[Your instructions]: Can you copy out the data exactly? Leave the images out.

[Data listing]:
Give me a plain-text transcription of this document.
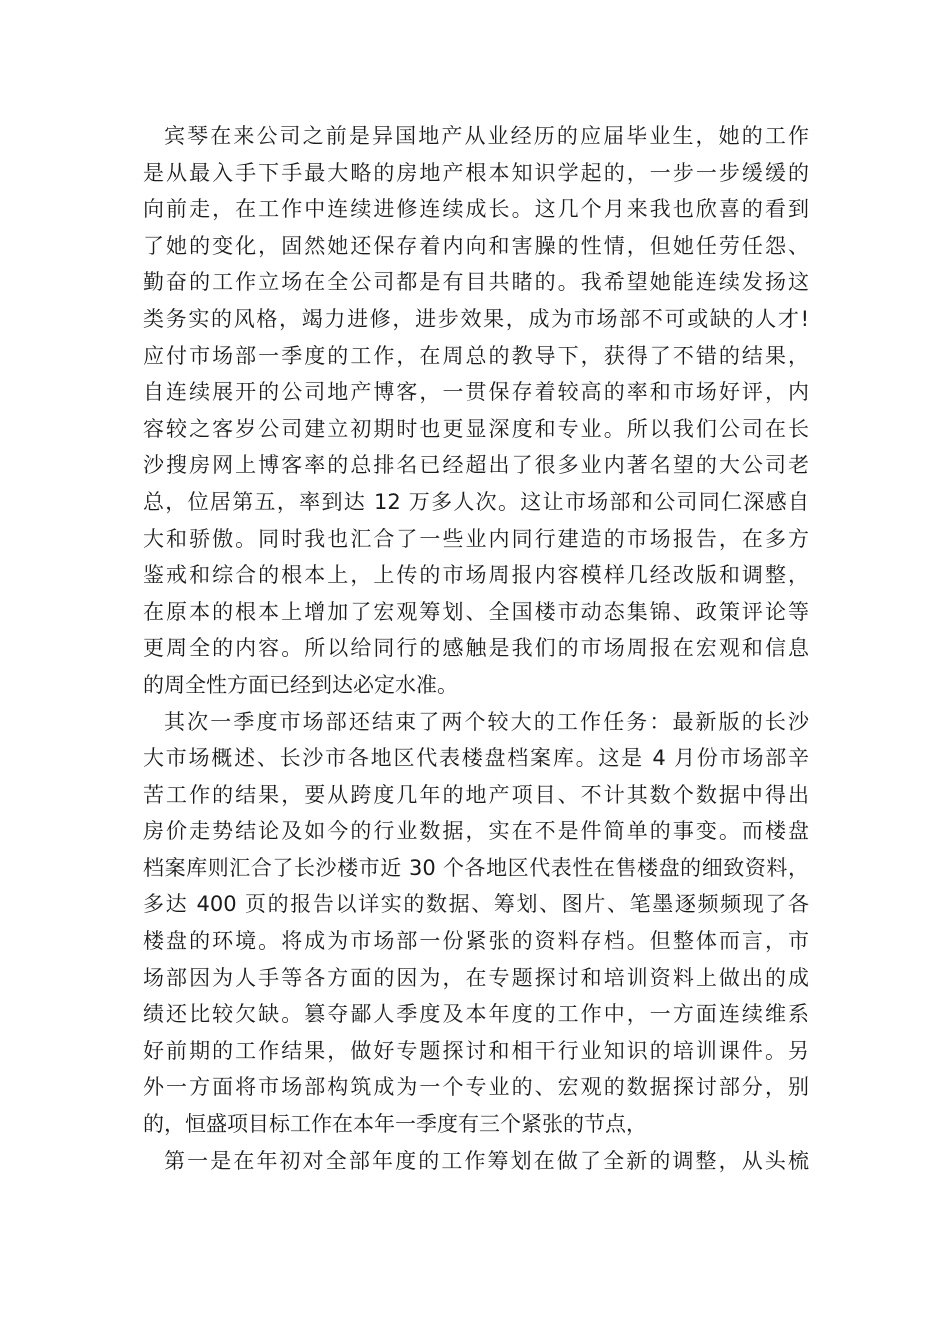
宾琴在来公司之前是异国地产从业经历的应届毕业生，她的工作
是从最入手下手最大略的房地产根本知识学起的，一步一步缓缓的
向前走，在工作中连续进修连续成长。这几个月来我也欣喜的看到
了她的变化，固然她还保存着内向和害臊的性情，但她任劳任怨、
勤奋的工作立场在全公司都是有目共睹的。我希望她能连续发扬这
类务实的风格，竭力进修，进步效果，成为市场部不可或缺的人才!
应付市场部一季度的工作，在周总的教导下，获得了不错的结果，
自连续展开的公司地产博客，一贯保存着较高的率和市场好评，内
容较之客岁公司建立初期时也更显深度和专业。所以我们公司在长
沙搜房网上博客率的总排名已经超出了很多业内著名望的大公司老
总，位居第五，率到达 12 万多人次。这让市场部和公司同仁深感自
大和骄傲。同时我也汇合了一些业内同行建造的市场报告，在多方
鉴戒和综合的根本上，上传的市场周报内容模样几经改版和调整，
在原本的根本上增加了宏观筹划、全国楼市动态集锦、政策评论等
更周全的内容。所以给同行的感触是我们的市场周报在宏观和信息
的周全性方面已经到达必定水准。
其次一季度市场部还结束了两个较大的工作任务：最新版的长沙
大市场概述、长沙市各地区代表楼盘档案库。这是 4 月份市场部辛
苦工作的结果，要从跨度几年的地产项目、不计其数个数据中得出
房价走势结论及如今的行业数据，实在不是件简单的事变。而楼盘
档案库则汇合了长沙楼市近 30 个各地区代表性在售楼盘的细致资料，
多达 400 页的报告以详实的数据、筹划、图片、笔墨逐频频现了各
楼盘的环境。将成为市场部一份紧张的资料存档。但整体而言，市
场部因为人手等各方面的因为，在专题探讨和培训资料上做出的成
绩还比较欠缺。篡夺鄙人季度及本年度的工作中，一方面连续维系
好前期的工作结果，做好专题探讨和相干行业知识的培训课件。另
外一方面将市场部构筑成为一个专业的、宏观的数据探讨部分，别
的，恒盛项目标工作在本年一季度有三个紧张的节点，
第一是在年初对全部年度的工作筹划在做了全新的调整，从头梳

[Reply]:
Give me a plain-text transcription of this document.
宾琴在来公司之前是异国地产从业经历的应届毕业生，她的工作
是从最入手下手最大略的房地产根本知识学起的，一步一步缓缓的
向前走，在工作中连续进修连续成长。这几个月来我也欣喜的看到
了她的变化，固然她还保存着内向和害臊的性情，但她任劳任怨、
勤奋的工作立场在全公司都是有目共睹的。我希望她能连续发扬这
类务实的风格，竭力进修，进步效果，成为市场部不可或缺的人才!
应付市场部一季度的工作，在周总的教导下，获得了不错的结果，
自连续展开的公司地产博客，一贯保存着较高的率和市场好评，内
容较之客岁公司建立初期时也更显深度和专业。所以我们公司在长
沙搜房网上博客率的总排名已经超出了很多业内著名望的大公司老
总，位居第五，率到达 12 万多人次。这让市场部和公司同仁深感自
大和骄傲。同时我也汇合了一些业内同行建造的市场报告，在多方
鉴戒和综合的根本上，上传的市场周报内容模样几经改版和调整，
在原本的根本上增加了宏观筹划、全国楼市动态集锦、政策评论等
更周全的内容。所以给同行的感触是我们的市场周报在宏观和信息
的周全性方面已经到达必定水准。
其次一季度市场部还结束了两个较大的工作任务：最新版的长沙
大市场概述、长沙市各地区代表楼盘档案库。这是 4 月份市场部辛
苦工作的结果，要从跨度几年的地产项目、不计其数个数据中得出
房价走势结论及如今的行业数据，实在不是件简单的事变。而楼盘
档案库则汇合了长沙楼市近 30 个各地区代表性在售楼盘的细致资料，
多达 400 页的报告以详实的数据、筹划、图片、笔墨逐频频现了各
楼盘的环境。将成为市场部一份紧张的资料存档。但整体而言，市
场部因为人手等各方面的因为，在专题探讨和培训资料上做出的成
绩还比较欠缺。篡夺鄙人季度及本年度的工作中，一方面连续维系
好前期的工作结果，做好专题探讨和相干行业知识的培训课件。另
外一方面将市场部构筑成为一个专业的、宏观的数据探讨部分，别
的，恒盛项目标工作在本年一季度有三个紧张的节点，
第一是在年初对全部年度的工作筹划在做了全新的调整，从头梳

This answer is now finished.